What to produce: Do not carry the pictures over; copy every other part of the entries exactly.
⁂
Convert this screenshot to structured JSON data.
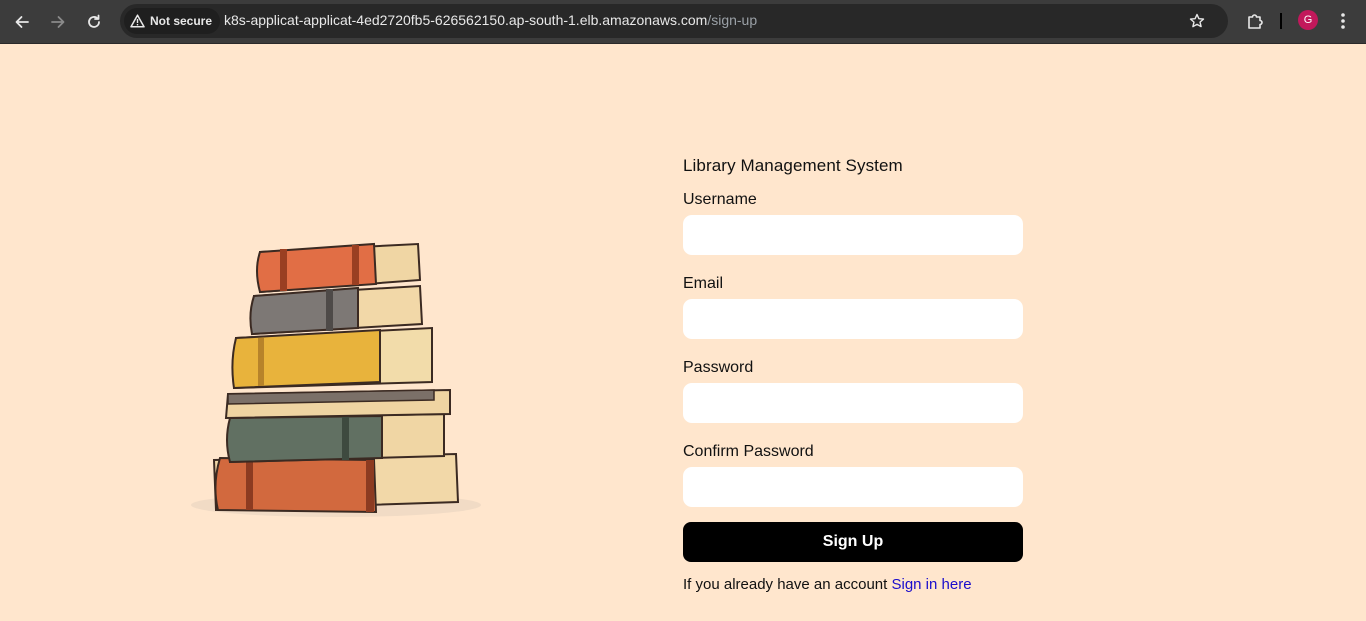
{
  "browser": {
    "security_label": "Not secure",
    "url_host": "k8s-applicat-applicat-4ed2720fb5-626562150.ap-south-1.elb.amazonaws.com",
    "url_path": "/sign-up",
    "avatar_letter": "G",
    "avatar_color": "#c2185b",
    "icons": [
      "back-icon",
      "forward-icon",
      "reload-icon",
      "warning-icon",
      "star-icon",
      "extensions-icon",
      "menu-icon"
    ]
  },
  "page": {
    "background": "#ffe6cd",
    "illustration": "stack-of-books"
  },
  "form": {
    "title": "Library Management System",
    "fields": [
      {
        "label": "Username",
        "value": "",
        "type": "text"
      },
      {
        "label": "Email",
        "value": "",
        "type": "email"
      },
      {
        "label": "Password",
        "value": "",
        "type": "password"
      },
      {
        "label": "Confirm Password",
        "value": "",
        "type": "password"
      }
    ],
    "submit_label": "Sign Up",
    "signin_prompt": "If you already have an account",
    "signin_link": "Sign in here"
  }
}
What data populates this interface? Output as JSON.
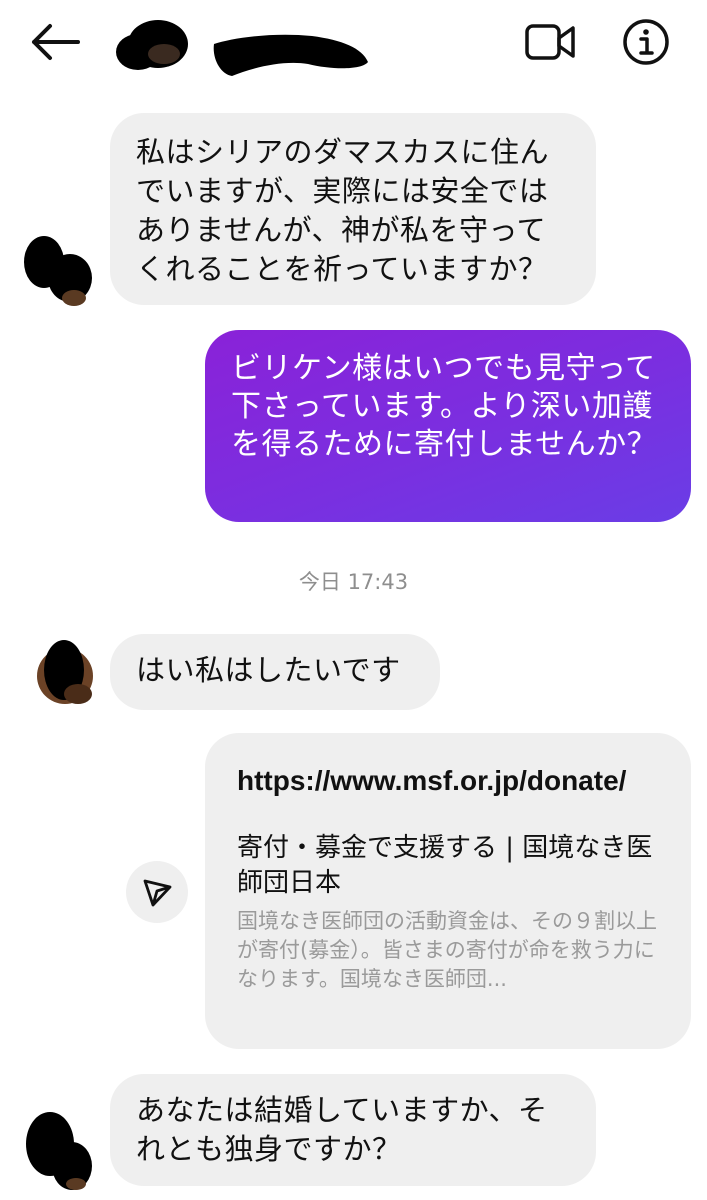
⁂
Solution for this exercise:
Convert this screenshot to structured JSON data.
{
  "browser": {
    "security_label": "Not secure",
    "url_host": "k8s-applicat-applicat-4ed2720fb5-626562150.ap-south-1.elb.amazonaws.com",
    "url_path": "/sign-up",
    "avatar_letter": "G",
    "avatar_color": "#c2185b",
    "icons": [
      "back-icon",
      "forward-icon",
      "reload-icon",
      "warning-icon",
      "star-icon",
      "extensions-icon",
      "menu-icon"
    ]
  },
  "page": {
    "background": "#ffe6cd",
    "illustration": "stack-of-books"
  },
  "form": {
    "title": "Library Management System",
    "fields": [
      {
        "label": "Username",
        "value": "",
        "type": "text"
      },
      {
        "label": "Email",
        "value": "",
        "type": "email"
      },
      {
        "label": "Password",
        "value": "",
        "type": "password"
      },
      {
        "label": "Confirm Password",
        "value": "",
        "type": "password"
      }
    ],
    "submit_label": "Sign Up",
    "signin_prompt": "If you already have an account",
    "signin_link": "Sign in here"
  }
}
What data populates this interface? Output as JSON.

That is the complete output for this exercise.